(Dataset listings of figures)
-=-=-

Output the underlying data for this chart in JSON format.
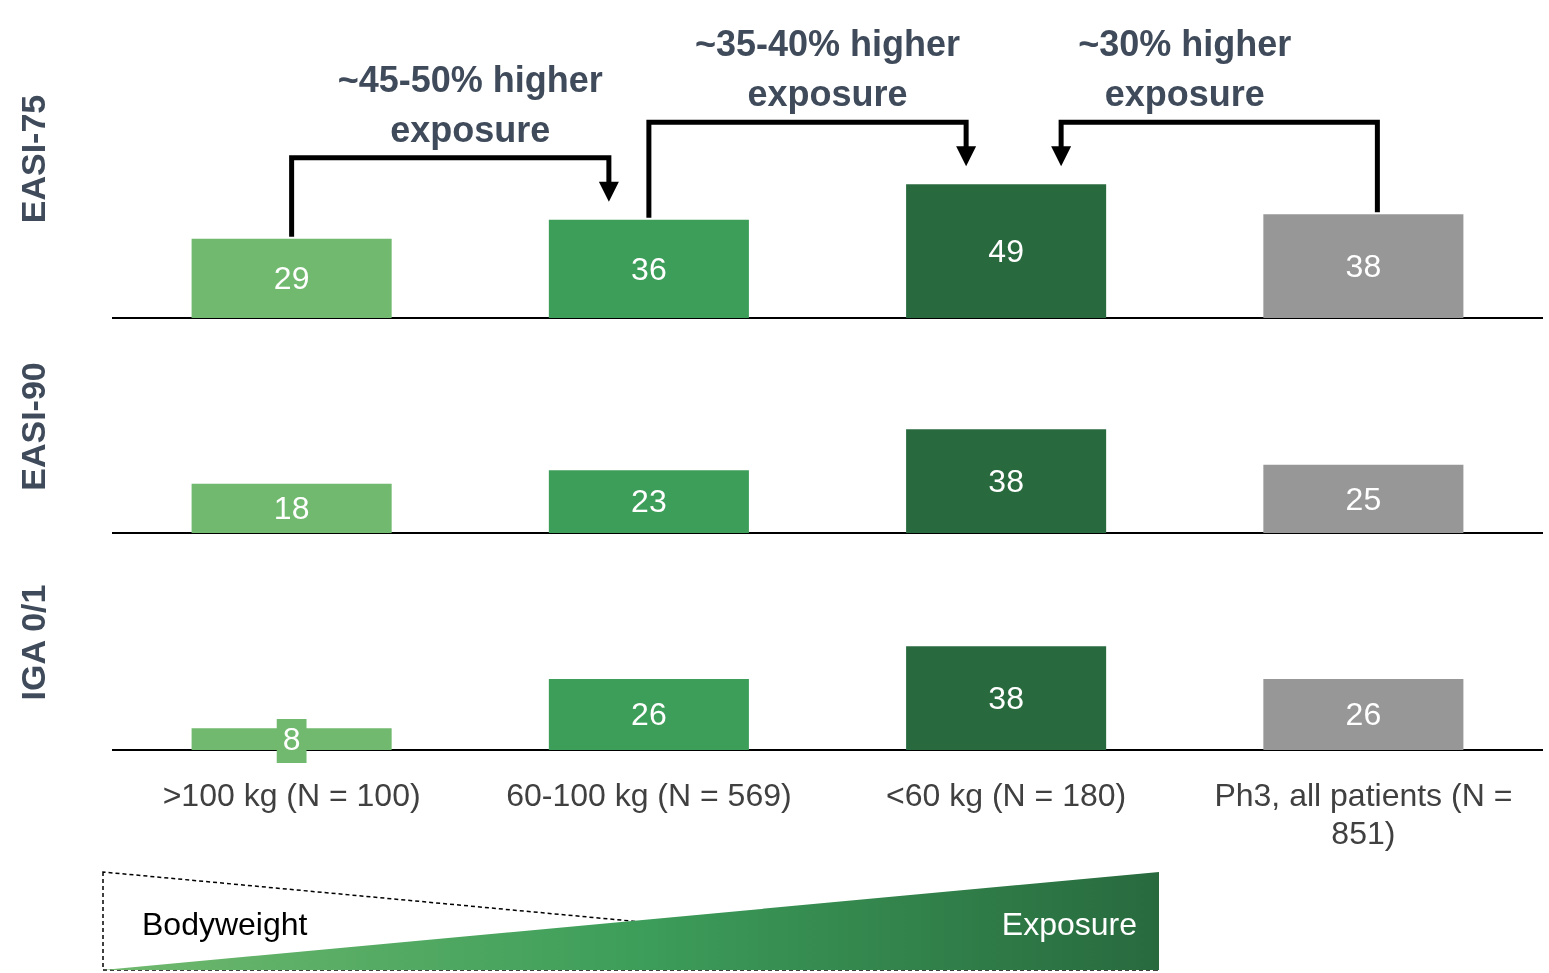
{
  "chart_data": [
    {
      "type": "bar",
      "ylabel": "EASI-75",
      "categories": [
        null,
        null,
        null,
        null
      ],
      "values": [
        29,
        36,
        49,
        38
      ],
      "colors": [
        "#70b96e",
        "#3d9e5a",
        "#286a3e",
        "#979797"
      ],
      "data_labels": true,
      "tick_labels": false,
      "annotations": [
        "~45-50% higher exposure",
        "~35-40% higher exposure",
        "~30% higher exposure"
      ]
    },
    {
      "type": "bar",
      "ylabel": "EASI-90",
      "categories": [
        null,
        null,
        null,
        null
      ],
      "values": [
        18,
        23,
        38,
        25
      ],
      "colors": [
        "#70b96e",
        "#3d9e5a",
        "#286a3e",
        "#979797"
      ],
      "data_labels": true,
      "tick_labels": false
    },
    {
      "type": "bar",
      "ylabel": "IGA 0/1",
      "categories": [
        ">100 kg (N = 100)",
        "60-100 kg (N = 569)",
        "<60 kg (N = 180)",
        "Ph3, all patients (N = 851)"
      ],
      "values": [
        8,
        26,
        38,
        26
      ],
      "colors": [
        "#70b96e",
        "#3d9e5a",
        "#286a3e",
        "#979797"
      ],
      "data_labels": true,
      "tick_labels": "x",
      "annotations": [
        "Bodyweight",
        "Exposure"
      ]
    }
  ]
}
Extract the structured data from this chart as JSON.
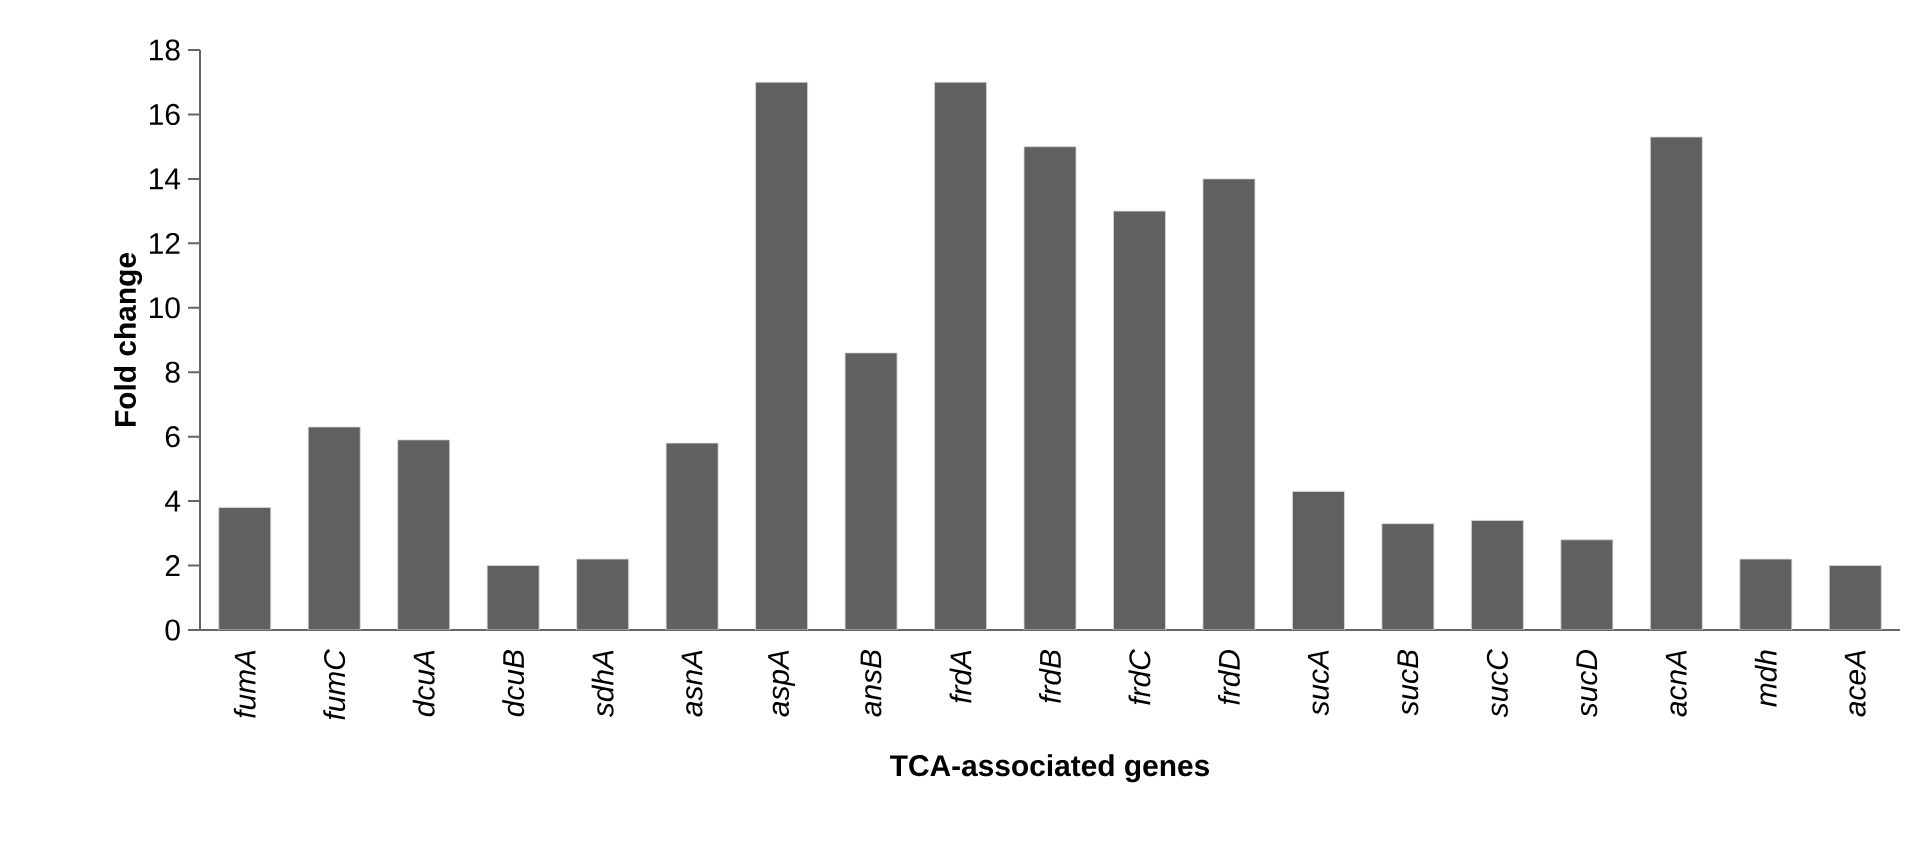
{
  "chart_data": {
    "type": "bar",
    "xlabel": "TCA-associated genes",
    "ylabel": "Fold change",
    "categories": [
      "*fumA*",
      "*fumC*",
      "*dcuA*",
      "*dcuB*",
      "*sdhA*",
      "*asnA*",
      "*aspA*",
      "*ansB*",
      "*frdA*",
      "*frdB*",
      "*frdC*",
      "*frdD*",
      "*sucA*",
      "*sucB*",
      "*sucC*",
      "*sucD*",
      "*acnA*",
      "*mdh*",
      "*aceA*"
    ],
    "values": [
      3.8,
      6.3,
      5.9,
      2.0,
      2.2,
      5.8,
      17.0,
      8.6,
      17.0,
      15.0,
      13.0,
      14.0,
      4.3,
      3.3,
      3.4,
      2.8,
      15.3,
      2.2,
      2.0
    ],
    "color": "#606060",
    "ylim": [
      0,
      18
    ],
    "yticks": [
      0,
      2,
      4,
      6,
      8,
      10,
      12,
      14,
      16,
      18
    ],
    "grid": false
  }
}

-=-=-

◆ What is expected
All lines of the records above with the word "higher" in them are to be copied.

◆ Solution to the exercise
        "~45-50% higher exposure",
        "~35-40% higher exposure",
        "~30% higher exposure"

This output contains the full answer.